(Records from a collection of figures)
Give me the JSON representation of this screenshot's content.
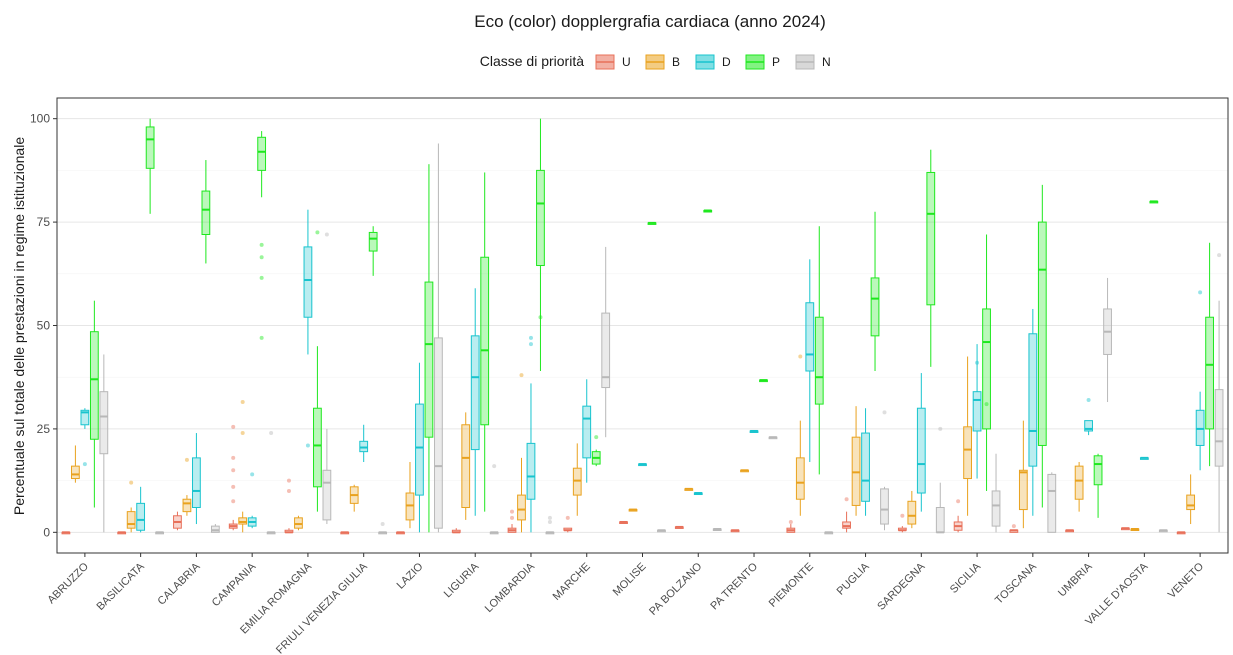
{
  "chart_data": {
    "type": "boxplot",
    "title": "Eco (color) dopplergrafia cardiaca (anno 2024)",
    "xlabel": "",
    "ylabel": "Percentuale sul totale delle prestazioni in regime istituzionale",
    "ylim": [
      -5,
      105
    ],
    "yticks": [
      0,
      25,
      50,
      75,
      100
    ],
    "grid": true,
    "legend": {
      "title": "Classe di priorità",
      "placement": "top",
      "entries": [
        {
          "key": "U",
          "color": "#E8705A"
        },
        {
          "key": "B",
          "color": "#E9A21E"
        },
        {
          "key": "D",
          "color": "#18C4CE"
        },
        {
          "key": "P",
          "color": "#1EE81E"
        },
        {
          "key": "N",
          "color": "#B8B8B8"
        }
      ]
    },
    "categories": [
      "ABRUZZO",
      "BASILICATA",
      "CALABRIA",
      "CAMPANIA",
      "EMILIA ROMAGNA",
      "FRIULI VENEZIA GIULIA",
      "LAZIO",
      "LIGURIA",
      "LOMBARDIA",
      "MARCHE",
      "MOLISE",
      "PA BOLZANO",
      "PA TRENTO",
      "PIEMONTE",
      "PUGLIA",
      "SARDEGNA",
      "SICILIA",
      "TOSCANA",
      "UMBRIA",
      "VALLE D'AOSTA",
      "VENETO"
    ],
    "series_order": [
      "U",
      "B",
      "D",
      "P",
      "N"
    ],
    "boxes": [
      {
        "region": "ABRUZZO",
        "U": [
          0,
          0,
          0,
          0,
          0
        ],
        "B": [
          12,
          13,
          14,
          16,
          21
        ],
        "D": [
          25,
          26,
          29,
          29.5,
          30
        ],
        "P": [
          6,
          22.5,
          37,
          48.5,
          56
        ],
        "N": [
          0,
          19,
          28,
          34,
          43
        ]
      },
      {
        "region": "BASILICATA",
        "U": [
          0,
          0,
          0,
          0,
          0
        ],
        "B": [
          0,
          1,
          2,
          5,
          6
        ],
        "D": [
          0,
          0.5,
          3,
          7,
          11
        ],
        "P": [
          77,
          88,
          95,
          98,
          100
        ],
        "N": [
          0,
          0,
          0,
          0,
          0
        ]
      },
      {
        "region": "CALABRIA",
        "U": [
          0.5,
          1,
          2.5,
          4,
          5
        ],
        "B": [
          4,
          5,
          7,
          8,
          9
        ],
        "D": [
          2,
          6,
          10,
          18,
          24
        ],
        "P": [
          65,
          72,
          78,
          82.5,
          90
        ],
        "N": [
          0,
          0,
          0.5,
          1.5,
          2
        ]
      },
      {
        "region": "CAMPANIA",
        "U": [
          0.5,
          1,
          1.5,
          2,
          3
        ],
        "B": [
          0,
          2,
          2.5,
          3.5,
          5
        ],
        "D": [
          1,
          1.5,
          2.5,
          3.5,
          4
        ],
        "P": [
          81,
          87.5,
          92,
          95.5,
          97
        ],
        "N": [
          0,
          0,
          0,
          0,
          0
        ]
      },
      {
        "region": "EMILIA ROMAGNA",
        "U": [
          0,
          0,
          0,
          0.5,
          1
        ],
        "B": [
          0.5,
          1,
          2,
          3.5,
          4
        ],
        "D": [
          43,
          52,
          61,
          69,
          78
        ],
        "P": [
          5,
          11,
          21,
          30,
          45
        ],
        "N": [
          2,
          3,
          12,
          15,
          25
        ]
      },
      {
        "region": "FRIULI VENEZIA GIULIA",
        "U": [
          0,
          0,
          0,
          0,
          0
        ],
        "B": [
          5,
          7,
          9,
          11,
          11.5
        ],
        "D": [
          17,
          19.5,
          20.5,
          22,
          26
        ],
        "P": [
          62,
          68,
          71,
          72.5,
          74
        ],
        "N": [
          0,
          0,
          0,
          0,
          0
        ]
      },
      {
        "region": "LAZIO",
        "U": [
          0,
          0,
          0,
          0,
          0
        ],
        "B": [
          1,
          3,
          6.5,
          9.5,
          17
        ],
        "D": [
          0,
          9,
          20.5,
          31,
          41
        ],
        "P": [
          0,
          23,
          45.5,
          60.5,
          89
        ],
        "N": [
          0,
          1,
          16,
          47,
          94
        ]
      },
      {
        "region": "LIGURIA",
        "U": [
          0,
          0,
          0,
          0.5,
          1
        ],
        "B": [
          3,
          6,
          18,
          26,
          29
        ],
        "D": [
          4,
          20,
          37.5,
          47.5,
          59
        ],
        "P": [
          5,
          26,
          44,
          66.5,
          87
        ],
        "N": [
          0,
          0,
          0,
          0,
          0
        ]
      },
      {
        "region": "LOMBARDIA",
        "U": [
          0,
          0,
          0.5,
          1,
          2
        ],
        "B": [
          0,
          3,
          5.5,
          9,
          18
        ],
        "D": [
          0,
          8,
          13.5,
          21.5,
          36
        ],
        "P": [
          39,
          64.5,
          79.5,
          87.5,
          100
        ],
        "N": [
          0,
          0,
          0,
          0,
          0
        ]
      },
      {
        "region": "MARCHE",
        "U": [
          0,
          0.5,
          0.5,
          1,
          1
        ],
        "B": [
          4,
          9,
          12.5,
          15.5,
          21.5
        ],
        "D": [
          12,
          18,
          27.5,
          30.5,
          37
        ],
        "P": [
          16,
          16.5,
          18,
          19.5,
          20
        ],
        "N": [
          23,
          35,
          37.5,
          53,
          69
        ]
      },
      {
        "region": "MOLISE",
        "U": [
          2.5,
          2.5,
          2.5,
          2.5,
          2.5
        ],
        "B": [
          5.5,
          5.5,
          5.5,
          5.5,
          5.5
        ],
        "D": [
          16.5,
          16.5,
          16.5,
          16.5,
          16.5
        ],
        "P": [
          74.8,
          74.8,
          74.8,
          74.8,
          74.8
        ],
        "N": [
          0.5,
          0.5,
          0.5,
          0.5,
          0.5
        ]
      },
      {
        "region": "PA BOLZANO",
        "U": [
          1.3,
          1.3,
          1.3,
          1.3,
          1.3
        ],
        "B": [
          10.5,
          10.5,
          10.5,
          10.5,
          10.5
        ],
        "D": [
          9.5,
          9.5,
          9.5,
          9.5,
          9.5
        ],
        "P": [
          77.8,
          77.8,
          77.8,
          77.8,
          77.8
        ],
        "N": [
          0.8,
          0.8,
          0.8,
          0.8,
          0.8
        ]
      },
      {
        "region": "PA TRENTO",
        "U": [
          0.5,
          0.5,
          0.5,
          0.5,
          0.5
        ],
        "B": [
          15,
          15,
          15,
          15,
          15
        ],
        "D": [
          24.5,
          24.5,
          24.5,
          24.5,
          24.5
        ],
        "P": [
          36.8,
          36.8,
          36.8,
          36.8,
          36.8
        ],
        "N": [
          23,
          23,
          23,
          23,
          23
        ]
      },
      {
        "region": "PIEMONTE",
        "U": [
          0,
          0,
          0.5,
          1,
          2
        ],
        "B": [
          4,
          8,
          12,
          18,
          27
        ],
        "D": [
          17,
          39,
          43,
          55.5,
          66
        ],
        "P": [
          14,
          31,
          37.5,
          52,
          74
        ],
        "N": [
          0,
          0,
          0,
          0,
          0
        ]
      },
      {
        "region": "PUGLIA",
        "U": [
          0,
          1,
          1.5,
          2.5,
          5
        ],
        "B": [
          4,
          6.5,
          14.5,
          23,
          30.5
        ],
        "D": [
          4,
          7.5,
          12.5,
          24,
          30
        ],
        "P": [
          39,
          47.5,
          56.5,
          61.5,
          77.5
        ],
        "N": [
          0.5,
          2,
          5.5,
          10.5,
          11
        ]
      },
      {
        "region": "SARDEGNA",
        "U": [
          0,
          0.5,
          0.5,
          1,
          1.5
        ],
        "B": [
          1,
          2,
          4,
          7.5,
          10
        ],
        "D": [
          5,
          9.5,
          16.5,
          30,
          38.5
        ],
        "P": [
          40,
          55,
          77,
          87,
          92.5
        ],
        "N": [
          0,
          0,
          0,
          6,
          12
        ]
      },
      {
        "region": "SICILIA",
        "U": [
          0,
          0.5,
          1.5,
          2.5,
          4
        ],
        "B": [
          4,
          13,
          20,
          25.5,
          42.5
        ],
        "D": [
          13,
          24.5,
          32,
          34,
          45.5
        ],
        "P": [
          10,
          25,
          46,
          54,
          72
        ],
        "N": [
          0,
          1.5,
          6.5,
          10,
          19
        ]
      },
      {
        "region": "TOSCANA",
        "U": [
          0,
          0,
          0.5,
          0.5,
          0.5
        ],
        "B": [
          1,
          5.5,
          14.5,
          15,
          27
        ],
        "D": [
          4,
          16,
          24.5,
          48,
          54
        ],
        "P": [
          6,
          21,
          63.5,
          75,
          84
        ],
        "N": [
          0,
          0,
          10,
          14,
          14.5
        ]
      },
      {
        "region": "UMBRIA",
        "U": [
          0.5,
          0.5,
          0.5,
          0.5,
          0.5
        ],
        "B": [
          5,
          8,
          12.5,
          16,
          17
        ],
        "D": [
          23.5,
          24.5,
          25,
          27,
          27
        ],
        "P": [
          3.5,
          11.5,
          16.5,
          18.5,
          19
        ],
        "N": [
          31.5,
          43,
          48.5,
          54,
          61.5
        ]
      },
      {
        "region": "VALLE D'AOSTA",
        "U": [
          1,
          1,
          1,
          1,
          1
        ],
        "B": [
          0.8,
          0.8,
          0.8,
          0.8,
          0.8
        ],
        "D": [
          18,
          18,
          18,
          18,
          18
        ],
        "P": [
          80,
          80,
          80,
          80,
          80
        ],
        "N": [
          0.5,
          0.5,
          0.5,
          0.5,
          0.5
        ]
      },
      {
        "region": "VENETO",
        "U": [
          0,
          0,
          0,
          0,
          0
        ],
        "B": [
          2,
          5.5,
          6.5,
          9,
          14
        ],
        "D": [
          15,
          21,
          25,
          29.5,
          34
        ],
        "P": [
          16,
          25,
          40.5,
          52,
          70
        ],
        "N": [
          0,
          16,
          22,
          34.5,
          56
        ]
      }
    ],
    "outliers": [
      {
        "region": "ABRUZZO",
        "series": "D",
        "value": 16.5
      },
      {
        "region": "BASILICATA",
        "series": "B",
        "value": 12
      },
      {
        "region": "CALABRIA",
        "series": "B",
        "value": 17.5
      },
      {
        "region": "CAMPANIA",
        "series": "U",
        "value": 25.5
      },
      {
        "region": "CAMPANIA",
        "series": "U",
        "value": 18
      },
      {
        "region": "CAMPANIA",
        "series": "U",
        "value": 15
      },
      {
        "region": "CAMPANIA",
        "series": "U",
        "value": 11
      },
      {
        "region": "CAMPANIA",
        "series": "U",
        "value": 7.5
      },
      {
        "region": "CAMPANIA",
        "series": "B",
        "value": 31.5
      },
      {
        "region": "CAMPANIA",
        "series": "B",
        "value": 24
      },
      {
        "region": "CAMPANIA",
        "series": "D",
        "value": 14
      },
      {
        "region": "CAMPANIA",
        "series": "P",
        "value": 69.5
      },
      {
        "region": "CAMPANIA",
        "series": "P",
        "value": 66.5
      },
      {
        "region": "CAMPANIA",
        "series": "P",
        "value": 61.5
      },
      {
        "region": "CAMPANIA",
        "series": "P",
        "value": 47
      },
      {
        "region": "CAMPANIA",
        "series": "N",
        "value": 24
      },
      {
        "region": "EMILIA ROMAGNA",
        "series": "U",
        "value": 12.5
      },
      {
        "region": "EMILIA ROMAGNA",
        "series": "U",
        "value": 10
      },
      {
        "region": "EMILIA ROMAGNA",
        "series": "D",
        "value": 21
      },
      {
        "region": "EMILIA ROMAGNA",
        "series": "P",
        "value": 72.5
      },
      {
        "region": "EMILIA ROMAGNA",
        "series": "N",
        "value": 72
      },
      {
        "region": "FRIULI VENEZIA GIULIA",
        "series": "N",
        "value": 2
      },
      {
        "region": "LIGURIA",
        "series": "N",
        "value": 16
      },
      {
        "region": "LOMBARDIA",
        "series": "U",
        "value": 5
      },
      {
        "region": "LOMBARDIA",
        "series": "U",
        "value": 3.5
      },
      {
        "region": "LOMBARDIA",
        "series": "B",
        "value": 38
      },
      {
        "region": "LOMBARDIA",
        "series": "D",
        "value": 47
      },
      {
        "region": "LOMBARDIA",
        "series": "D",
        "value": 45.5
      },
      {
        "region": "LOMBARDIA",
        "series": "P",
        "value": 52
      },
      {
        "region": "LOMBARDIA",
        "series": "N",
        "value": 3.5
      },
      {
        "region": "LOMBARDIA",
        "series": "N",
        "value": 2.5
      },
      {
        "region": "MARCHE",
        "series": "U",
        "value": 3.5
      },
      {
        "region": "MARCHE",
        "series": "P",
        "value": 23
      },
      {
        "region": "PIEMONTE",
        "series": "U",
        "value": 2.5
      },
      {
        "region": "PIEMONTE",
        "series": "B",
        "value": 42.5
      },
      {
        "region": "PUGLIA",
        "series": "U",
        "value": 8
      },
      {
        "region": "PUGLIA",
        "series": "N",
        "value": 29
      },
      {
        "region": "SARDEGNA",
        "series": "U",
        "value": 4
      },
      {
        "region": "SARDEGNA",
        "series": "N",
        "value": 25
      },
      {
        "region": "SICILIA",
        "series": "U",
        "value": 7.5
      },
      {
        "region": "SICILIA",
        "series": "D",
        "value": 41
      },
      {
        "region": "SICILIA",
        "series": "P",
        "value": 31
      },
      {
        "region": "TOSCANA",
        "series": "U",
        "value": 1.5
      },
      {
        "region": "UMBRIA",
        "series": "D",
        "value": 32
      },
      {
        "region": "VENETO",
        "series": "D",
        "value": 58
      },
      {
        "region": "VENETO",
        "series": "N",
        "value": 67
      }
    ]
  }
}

- _WORK INSTRUCTIONS_:
Using the listing, copy every line where the word "title" shows up.

- _CORRECT RESULT_:
    "title": "Eco (color) dopplergrafia cardiaca (anno 2024)",
      "title": "Classe di priorità",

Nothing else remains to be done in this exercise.